▶ STATED PROBLEM
Report back each line of the records that contains the string "poétique".

▶ SUPPLIED MATERIAL
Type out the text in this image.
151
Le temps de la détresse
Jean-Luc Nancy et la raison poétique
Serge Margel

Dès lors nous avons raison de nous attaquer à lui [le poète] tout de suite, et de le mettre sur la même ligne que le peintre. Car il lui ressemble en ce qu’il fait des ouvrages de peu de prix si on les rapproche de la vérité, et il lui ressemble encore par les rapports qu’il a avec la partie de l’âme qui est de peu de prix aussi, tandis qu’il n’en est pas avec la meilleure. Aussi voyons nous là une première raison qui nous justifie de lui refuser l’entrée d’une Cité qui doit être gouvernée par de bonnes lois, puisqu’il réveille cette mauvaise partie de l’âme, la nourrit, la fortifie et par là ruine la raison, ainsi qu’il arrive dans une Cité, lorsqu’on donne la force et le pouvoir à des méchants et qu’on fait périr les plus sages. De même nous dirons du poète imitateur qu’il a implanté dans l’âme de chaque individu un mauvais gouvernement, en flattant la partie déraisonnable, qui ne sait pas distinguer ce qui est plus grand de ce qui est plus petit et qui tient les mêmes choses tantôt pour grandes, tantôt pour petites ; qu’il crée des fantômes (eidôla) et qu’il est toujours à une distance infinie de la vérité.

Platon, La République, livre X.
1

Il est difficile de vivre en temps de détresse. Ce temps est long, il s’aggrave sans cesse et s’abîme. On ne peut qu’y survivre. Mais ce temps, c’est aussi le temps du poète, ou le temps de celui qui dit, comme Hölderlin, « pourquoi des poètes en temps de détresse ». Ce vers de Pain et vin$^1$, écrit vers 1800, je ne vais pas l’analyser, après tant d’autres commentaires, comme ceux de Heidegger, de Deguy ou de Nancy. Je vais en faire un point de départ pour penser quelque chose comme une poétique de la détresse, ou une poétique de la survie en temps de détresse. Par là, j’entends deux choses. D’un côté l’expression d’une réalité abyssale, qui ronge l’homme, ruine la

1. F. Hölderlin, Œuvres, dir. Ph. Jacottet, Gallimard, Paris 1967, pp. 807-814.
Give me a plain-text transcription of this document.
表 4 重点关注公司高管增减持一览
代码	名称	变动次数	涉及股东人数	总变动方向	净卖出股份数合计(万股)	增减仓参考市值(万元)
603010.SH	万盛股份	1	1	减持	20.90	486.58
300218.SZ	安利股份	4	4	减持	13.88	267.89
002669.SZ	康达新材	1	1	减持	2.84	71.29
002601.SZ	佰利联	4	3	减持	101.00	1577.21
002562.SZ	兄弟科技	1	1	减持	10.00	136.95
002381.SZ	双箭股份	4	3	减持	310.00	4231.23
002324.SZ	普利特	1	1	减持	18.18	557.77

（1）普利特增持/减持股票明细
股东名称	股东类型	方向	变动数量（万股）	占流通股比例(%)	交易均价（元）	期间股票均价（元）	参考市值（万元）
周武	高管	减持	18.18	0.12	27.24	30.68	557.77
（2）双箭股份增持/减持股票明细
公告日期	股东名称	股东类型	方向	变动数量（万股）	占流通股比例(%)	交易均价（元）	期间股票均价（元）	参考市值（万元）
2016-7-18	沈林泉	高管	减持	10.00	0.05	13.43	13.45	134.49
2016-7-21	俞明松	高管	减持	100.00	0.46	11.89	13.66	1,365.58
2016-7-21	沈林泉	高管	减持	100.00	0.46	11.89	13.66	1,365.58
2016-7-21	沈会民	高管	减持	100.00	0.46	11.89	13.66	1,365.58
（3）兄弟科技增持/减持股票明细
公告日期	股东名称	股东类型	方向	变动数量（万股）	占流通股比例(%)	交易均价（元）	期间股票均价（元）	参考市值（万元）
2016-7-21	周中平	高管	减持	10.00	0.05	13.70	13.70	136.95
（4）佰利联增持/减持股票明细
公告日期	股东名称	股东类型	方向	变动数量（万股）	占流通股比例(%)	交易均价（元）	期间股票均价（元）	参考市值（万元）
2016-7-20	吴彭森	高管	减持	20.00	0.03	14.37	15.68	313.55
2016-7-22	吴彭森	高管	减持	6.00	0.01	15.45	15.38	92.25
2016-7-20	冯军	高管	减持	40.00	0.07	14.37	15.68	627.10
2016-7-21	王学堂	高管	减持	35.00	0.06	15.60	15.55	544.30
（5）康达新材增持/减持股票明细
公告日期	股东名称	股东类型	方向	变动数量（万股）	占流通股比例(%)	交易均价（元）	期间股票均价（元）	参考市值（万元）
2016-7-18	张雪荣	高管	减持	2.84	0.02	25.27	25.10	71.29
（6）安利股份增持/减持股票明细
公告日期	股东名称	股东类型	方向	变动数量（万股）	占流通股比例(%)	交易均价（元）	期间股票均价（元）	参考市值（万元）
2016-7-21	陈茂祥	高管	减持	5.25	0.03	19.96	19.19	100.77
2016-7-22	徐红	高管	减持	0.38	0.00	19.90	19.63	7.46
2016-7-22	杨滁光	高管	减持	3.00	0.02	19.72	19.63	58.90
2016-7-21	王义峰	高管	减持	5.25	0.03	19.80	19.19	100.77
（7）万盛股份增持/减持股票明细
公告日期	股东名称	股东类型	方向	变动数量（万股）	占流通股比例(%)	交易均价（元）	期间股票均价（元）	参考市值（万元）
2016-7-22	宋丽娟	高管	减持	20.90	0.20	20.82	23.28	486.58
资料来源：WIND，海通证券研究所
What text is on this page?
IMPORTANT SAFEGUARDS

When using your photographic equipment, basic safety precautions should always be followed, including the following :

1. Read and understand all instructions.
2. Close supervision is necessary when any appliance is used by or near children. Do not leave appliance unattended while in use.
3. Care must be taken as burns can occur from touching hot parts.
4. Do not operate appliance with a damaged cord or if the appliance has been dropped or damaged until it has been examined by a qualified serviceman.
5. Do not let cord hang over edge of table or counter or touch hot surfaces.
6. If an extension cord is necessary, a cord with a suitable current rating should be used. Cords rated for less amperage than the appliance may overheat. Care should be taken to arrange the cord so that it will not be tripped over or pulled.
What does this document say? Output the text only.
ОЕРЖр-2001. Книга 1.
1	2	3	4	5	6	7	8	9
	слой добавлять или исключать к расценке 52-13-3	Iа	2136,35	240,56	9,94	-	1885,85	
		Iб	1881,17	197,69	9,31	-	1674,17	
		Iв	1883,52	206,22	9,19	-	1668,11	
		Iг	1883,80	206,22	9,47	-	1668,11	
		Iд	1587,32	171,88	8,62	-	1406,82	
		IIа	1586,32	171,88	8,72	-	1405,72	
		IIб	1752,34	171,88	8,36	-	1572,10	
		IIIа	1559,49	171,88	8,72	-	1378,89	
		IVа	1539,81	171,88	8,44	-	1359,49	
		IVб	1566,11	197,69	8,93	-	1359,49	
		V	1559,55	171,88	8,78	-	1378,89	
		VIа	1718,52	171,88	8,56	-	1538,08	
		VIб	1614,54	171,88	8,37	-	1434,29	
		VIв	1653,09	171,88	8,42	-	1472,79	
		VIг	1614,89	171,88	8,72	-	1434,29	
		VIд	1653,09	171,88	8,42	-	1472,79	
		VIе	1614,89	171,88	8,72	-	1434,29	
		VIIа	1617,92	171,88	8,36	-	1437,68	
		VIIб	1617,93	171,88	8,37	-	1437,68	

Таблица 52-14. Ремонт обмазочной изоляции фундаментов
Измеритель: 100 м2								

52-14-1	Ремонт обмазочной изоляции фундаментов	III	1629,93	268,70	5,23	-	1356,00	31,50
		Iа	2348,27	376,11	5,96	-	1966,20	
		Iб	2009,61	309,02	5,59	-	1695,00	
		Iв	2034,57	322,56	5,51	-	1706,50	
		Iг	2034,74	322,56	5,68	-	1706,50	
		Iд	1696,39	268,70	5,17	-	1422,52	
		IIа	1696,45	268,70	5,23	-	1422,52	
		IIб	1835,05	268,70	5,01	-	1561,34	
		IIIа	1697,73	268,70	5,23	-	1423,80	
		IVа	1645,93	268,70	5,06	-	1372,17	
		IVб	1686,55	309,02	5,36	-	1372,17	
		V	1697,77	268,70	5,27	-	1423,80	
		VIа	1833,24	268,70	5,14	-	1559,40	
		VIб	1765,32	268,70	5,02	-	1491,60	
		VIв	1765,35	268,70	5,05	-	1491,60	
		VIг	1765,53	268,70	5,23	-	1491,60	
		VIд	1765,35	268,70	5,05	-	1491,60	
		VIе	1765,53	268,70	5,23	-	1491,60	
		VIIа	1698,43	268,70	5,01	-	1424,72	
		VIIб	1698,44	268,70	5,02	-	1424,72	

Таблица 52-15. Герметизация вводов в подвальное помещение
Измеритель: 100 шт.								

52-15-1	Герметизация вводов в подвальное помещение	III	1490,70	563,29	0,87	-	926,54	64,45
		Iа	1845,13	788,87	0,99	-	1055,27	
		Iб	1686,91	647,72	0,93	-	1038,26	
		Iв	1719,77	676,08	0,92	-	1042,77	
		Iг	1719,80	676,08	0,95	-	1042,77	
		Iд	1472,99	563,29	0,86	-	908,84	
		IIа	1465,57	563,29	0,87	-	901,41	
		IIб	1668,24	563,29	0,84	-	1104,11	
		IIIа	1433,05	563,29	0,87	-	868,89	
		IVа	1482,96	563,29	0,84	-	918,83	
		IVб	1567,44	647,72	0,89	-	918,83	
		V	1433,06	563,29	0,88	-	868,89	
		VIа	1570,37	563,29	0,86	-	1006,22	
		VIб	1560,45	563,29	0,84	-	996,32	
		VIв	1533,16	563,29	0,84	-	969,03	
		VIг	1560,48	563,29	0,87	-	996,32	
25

▶ PROBLEM SOLUTION
Jean-Luc Nancy et la raison poétique
Il est difficile de vivre en temps de détresse. Ce temps est long, il s’aggrave sans cesse et s’abîme. On ne peut qu’y survivre. Mais ce temps, c’est aussi le temps du poète, ou le temps de celui qui dit, comme Hölderlin, « pourquoi des poètes en temps de détresse ». Ce vers de Pain et vin$^1$, écrit vers 1800, je ne vais pas l’analyser, après tant d’autres commentaires, comme ceux de Heidegger, de Deguy ou de Nancy. Je vais en faire un point de départ pour penser quelque chose comme une poétique de la détresse, ou une poétique de la survie en temps de détresse. Par là, j’entends deux choses. D’un côté l’expression d’une réalité abyssale, qui ronge l’homme, ruine la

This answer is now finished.